* WHAT NEEDS TO BE DONE *
Copy each line of the entries that contains the word "dokumentu".

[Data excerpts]
:::::

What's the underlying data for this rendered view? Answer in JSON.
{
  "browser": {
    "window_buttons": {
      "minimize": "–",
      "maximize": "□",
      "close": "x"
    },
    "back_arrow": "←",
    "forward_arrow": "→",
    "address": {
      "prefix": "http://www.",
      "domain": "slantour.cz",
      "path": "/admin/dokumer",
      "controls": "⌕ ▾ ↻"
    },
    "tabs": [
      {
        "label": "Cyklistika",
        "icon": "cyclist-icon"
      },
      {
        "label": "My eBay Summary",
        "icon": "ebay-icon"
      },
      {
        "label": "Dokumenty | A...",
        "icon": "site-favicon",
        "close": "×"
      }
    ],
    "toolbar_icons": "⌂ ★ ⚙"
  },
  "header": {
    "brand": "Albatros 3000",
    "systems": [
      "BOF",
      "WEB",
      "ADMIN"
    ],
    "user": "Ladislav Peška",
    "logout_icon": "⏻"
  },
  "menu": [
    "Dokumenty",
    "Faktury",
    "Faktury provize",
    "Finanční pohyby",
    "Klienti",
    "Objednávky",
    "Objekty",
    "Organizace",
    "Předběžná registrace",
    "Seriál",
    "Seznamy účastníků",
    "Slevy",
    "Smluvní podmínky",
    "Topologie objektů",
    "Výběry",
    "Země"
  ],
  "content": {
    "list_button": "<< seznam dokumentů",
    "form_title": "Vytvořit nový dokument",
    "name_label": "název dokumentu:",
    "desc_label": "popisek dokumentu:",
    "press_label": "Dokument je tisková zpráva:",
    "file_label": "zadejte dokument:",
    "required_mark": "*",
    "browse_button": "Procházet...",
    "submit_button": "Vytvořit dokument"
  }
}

:::::

* ANSWER TO THE TASK *
    "name_label": "název dokumentu:",
    "desc_label": "popisek dokumentu:",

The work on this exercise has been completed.